**INPUT**
++++
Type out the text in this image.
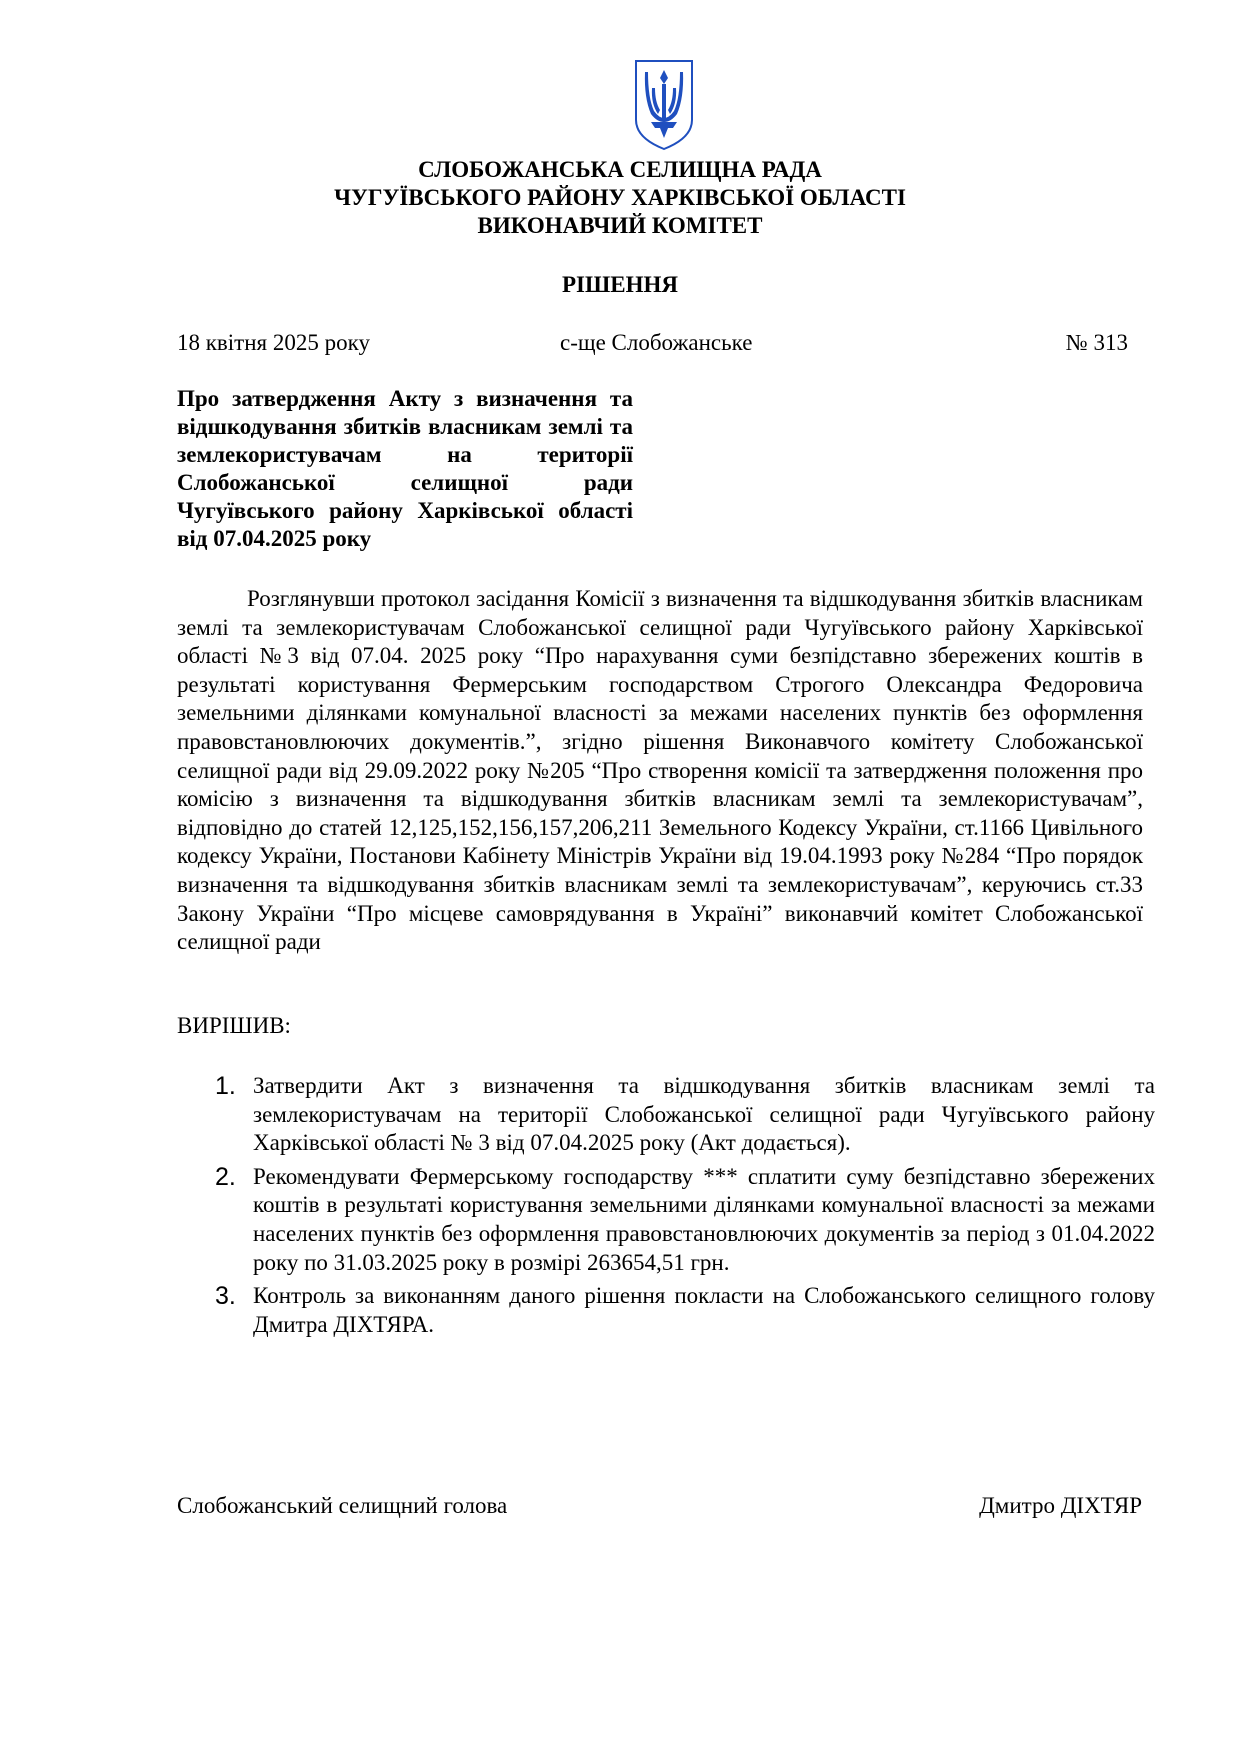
СЛОБОЖАНСЬКА СЕЛИЩНА РАДА
ЧУГУЇВСЬКОГО РАЙОНУ ХАРКІВСЬКОЇ ОБЛАСТІ
ВИКОНАВЧИЙ КОМІТЕТ
РІШЕННЯ
18 квітня 2025 року	с-ще Слобожанське	№ 313
Про затвердження Акту з визначення та відшкодування збитків власникам землі та землекористувачам на території Слобожанської селищної ради Чугуївського району Харківської області від 07.04.2025 року
Розглянувши протокол засідання Комісії з визначення та відшкодування збитків власникам землі та землекористувачам Слобожанської селищної ради Чугуївського району Харківської області №3 від 07.04. 2025 року “Про нарахування суми безпідставно збережених коштів в результаті користування Фермерським господарством Строгого Олександра Федоровича земельними ділянками комунальної власності за межами населених пунктів без оформлення правовстановлюючих документів.”, згідно рішення Виконавчого комітету Слобожанської селищної ради від 29.09.2022 року №205 “Про створення комісії та затвердження положення про комісію з визначення та відшкодування збитків власникам землі та землекористувачам”, відповідно до статей 12,125,152,156,157,206,211 Земельного Кодексу України, ст.1166 Цивільного кодексу України, Постанови Кабінету Міністрів України від 19.04.1993 року №284 “Про порядок визначення та відшкодування збитків власникам землі та землекористувачам”, керуючись ст.33 Закону України “Про місцеве самоврядування в Україні” виконавчий комітет Слобожанської селищної ради
ВИРІШИВ:
1. Затвердити Акт з визначення та відшкодування збитків власникам землі та землекористувачам на території Слобожанської селищної ради Чугуївського району Харківської області № 3 від 07.04.2025 року (Акт додається).
2. Рекомендувати Фермерському господарству *** сплатити суму безпідставно збережених коштів в результаті користування земельними ділянками комунальної власності за межами населених пунктів без оформлення правовстановлюючих документів за період з 01.04.2022 року по 31.03.2025 року в розмірі 263654,51 грн.
3. Контроль за виконанням даного рішення покласти на Слобожанського селищного голову Дмитра ДІХТЯРА.
Слобожанський селищний голова	Дмитро ДІХТЯР
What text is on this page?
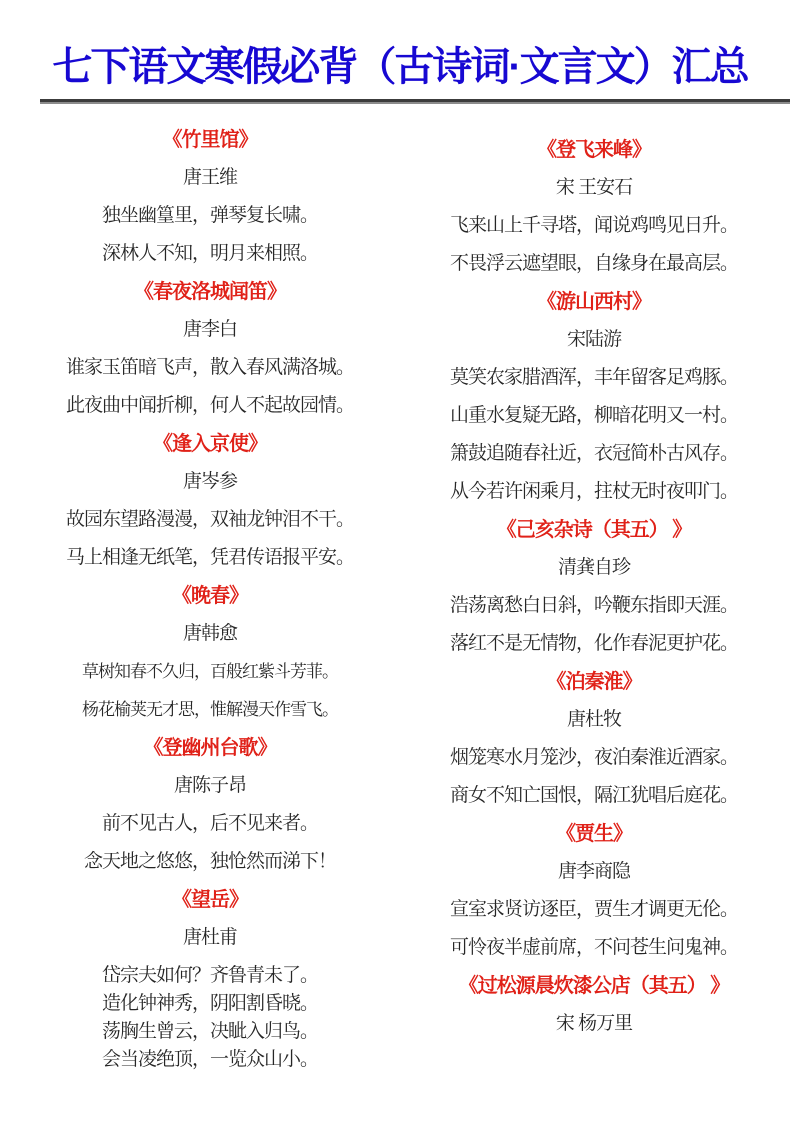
七下语文寒假必背（古诗词·文言文）汇总
《竹里馆》
唐王维
独坐幽篁里，弹琴复长啸。
深林人不知，明月来相照。
《春夜洛城闻笛》
唐李白
谁家玉笛暗飞声，散入春风满洛城。
此夜曲中闻折柳，何人不起故园情。
《逢入京使》
唐岑参
故园东望路漫漫，双袖龙钟泪不干。
马上相逢无纸笔，凭君传语报平安。
《晚春》
唐韩愈
草树知春不久归，百般红紫斗芳菲。
杨花榆荚无才思，惟解漫天作雪飞。
《登幽州台歌》
唐陈子昂
前不见古人，后不见来者。
念天地之悠悠，独怆然而涕下！
《望岳》
唐杜甫
岱宗夫如何？齐鲁青未了。
造化钟神秀，阴阳割昏晓。
荡胸生曾云，决眦入归鸟。
会当凌绝顶，一览众山小。
《登飞来峰》
宋 王安石
飞来山上千寻塔，闻说鸡鸣见日升。
不畏浮云遮望眼，自缘身在最高层。
《游山西村》
宋陆游
莫笑农家腊酒浑，丰年留客足鸡豚。
山重水复疑无路，柳暗花明又一村。
箫鼓追随春社近，衣冠简朴古风存。
从今若许闲乘月，拄杖无时夜叩门。
《己亥杂诗（其五） 》
清龚自珍
浩荡离愁白日斜，吟鞭东指即天涯。
落红不是无情物，化作春泥更护花。
《泊秦淮》
唐杜牧
烟笼寒水月笼沙，夜泊秦淮近酒家。
商女不知亡国恨，隔江犹唱后庭花。
《贾生》
唐李商隐
宣室求贤访逐臣，贾生才调更无伦。
可怜夜半虚前席，不问苍生问鬼神。
《过松源晨炊漆公店（其五） 》
宋 杨万里
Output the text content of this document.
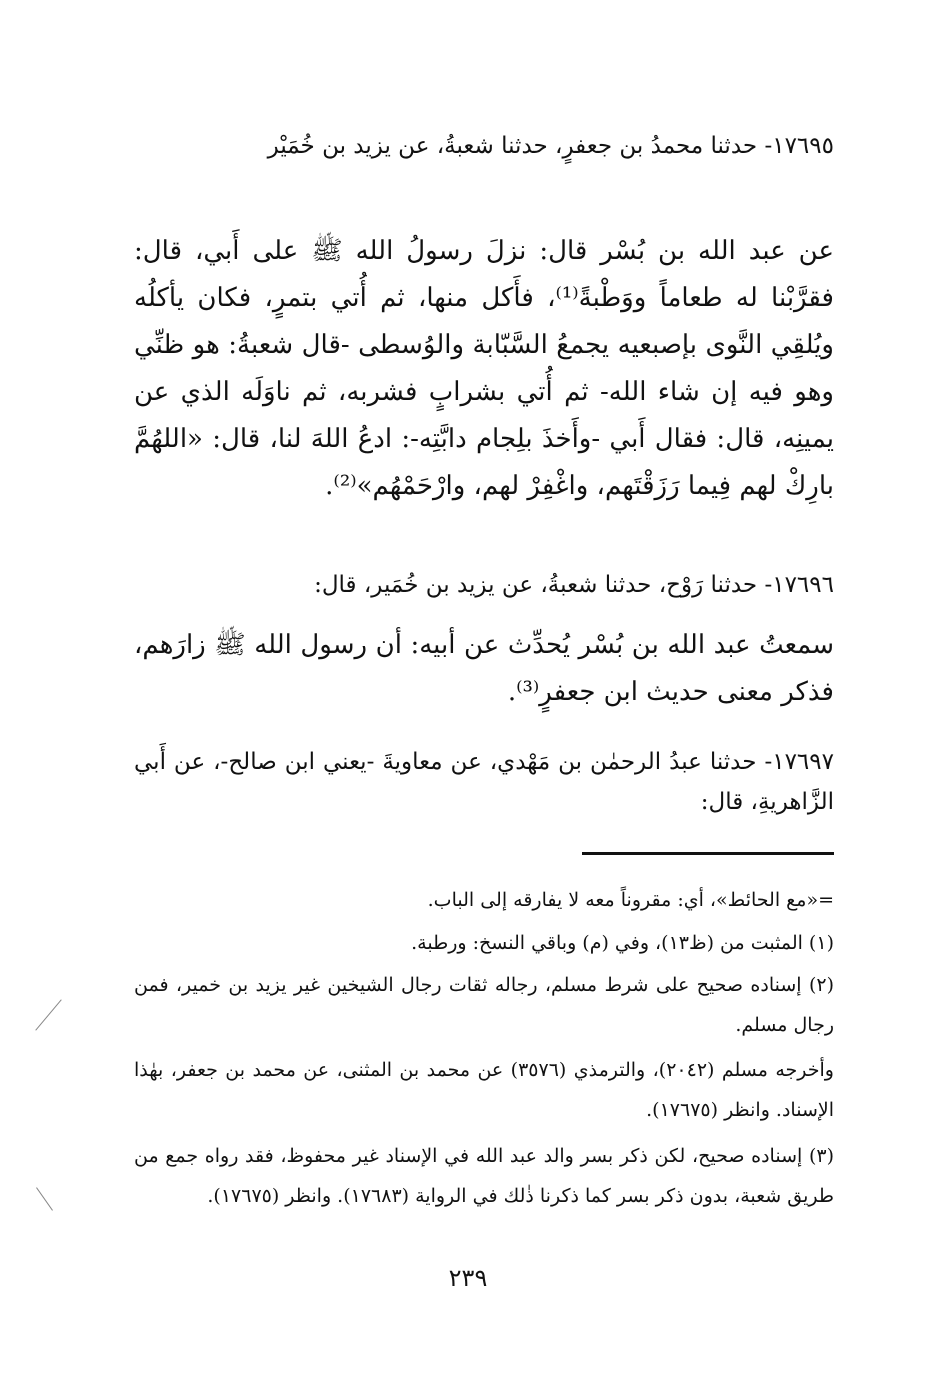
١٧٦٩٥- حدثنا محمدُ بن جعفرٍ، حدثنا شعبةُ، عن يزيد بن خُمَيْر

عن عبد الله بن بُسْر قال: نزلَ رسولُ الله ﷺ على أَبي، قال: فقرَّبْنا له طعاماً ووَطْبةً⁽¹⁾، فأَكل منها، ثم أُتي بتمرٍ، فكان يأكلُه ويُلقِي النَّوى بإصبعيه يجمعُ السَّبّابة والوُسطى -قال شعبةُ: هو ظنِّي وهو فيه إن شاء الله- ثم أُتي بشرابٍ فشربه، ثم ناوَلَه الذي عن يمينِه، قال: فقال أَبي -وأَخذَ بلِجام دابَّتِه-: ادعُ اللهَ لنا، قال: «اللهُمَّ بارِكْ لهم فِيما رَزَقْتَهم، واغْفِرْ لهم، وارْحَمْهُم»⁽²⁾.

١٧٦٩٦- حدثنا رَوْح، حدثنا شعبةُ، عن يزيد بن خُمَير، قال:

سمعتُ عبد الله بن بُسْر يُحدِّث عن أبيه: أن رسول الله ﷺ زارَهم، فذكر معنى حديث ابن جعفرٍ⁽³⁾.

١٧٦٩٧- حدثنا عبدُ الرحمٰن بن مَهْدي، عن معاويةَ -يعني ابن صالح-، عن أَبي الزَّاهريةِ، قال:

=«مع الحائط»، أي: مقروناً معه لا يفارقه إلى الباب.

(١) المثبت من (ظ١٣)، وفي (م) وباقي النسخ: ورطبة.

(٢) إسناده صحيح على شرط مسلم، رجاله ثقات رجال الشيخين غير يزيد بن خمير، فمن رجال مسلم.

وأخرجه مسلم (٢٠٤٢)، والترمذي (٣٥٧٦) عن محمد بن المثنى، عن محمد بن جعفر، بهٰذا الإسناد. وانظر (١٧٦٧٥).

(٣) إسناده صحيح، لكن ذكر بسر والد عبد الله في الإسناد غير محفوظ، فقد رواه جمع من طريق شعبة، بدون ذكر بسر كما ذكرنا ذٰلك في الرواية (١٧٦٨٣). وانظر (١٧٦٧٥).

٢٣٩
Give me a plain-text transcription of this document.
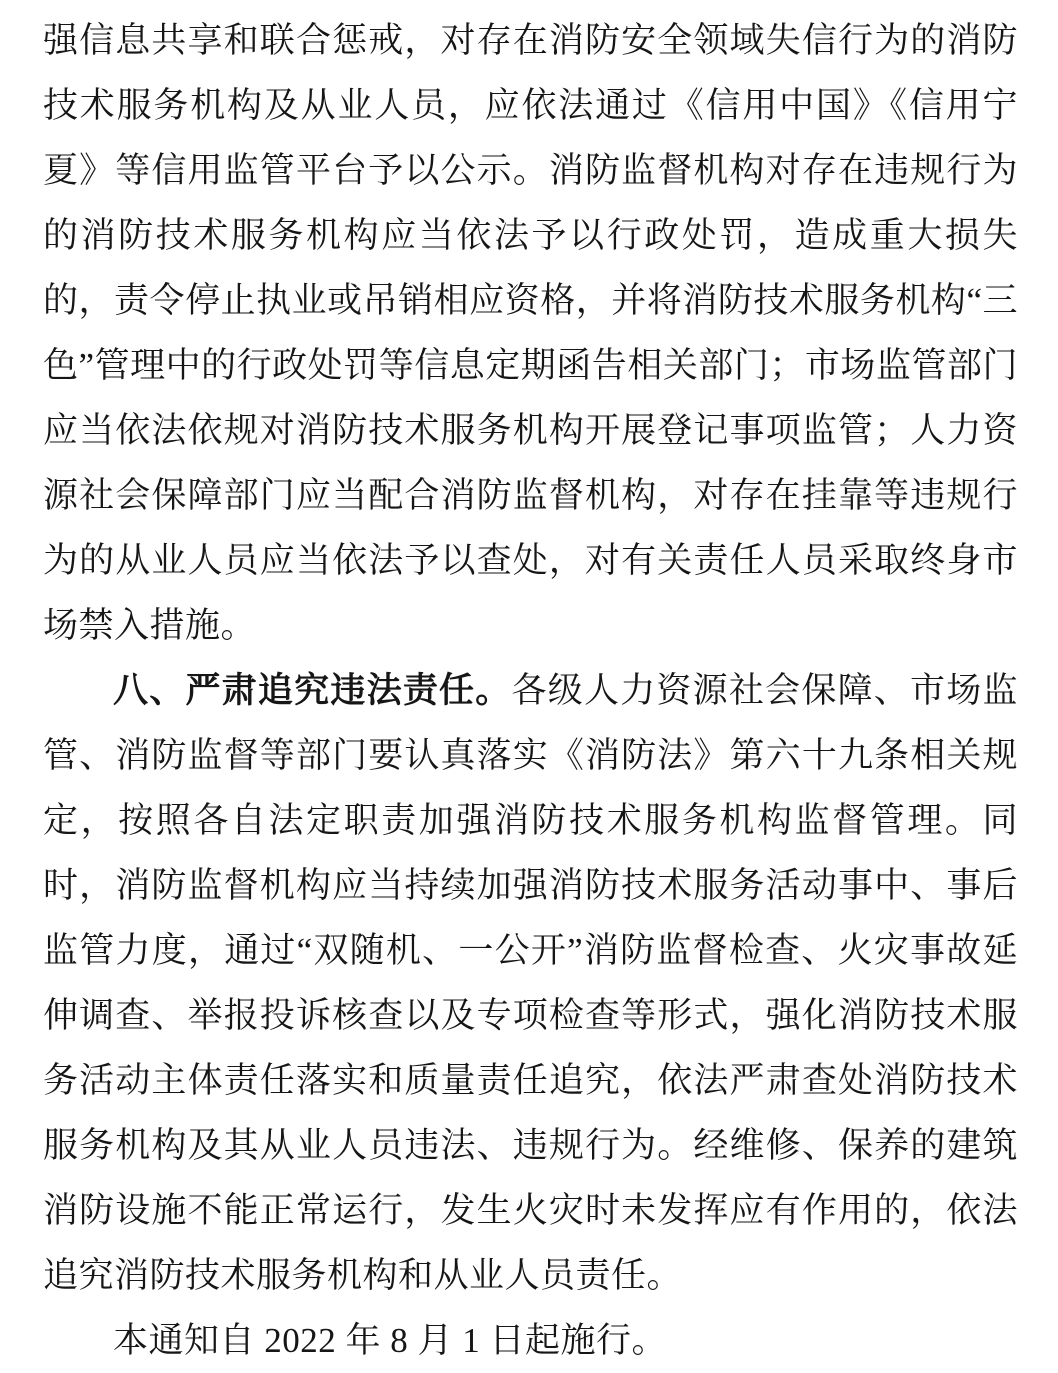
强信息共享和联合惩戒，对存在消防安全领域失信行为的消防技术服务机构及从业人员，应依法通过《信用中国》《信用宁夏》等信用监管平台予以公示。消防监督机构对存在违规行为的消防技术服务机构应当依法予以行政处罚，造成重大损失的，责令停止执业或吊销相应资格，并将消防技术服务机构“三色”管理中的行政处罚等信息定期函告相关部门；市场监管部门应当依法依规对消防技术服务机构开展登记事项监管；人力资源社会保障部门应当配合消防监督机构，对存在挂靠等违规行为的从业人员应当依法予以查处，对有关责任人员采取终身市场禁入措施。

八、严肃追究违法责任。各级人力资源社会保障、市场监管、消防监督等部门要认真落实《消防法》第六十九条相关规定，按照各自法定职责加强消防技术服务机构监督管理。同时，消防监督机构应当持续加强消防技术服务活动事中、事后监管力度，通过“双随机、一公开”消防监督检查、火灾事故延伸调查、举报投诉核查以及专项检查等形式，强化消防技术服务活动主体责任落实和质量责任追究，依法严肃查处消防技术服务机构及其从业人员违法、违规行为。经维修、保养的建筑消防设施不能正常运行，发生火灾时未发挥应有作用的，依法追究消防技术服务机构和从业人员责任。

本通知自 2022 年 8 月 1 日起施行。
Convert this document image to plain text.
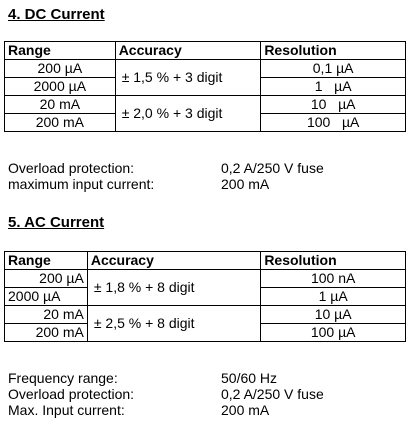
4. DC Current
Range	Accuracy	Resolution
200 µA	± 1,5 % + 3 digit	0,1 µA
2000 µA		1   µA
20 mA	± 2,0 % + 3 digit	10   µA
200 mA		100   µA
Overload protection:	0,2 A/250 V fuse
maximum input current:	200 mA
5. AC Current
Range	Accuracy	Resolution
200 µA	± 1,8 % + 8 digit	100 nA
2000 µA		1 µA
20 mA	± 2,5 % + 8 digit	10 µA
200 mA		100 µA
Frequency range:	50/60 Hz
Overload protection:	0,2 A/250 V fuse
Max. Input current:	200 mA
++++
**GIVEN PROBLEM**
Exactly how many lines contain "image"? State the number and nothing else.

**WRITTEN REPLY**
2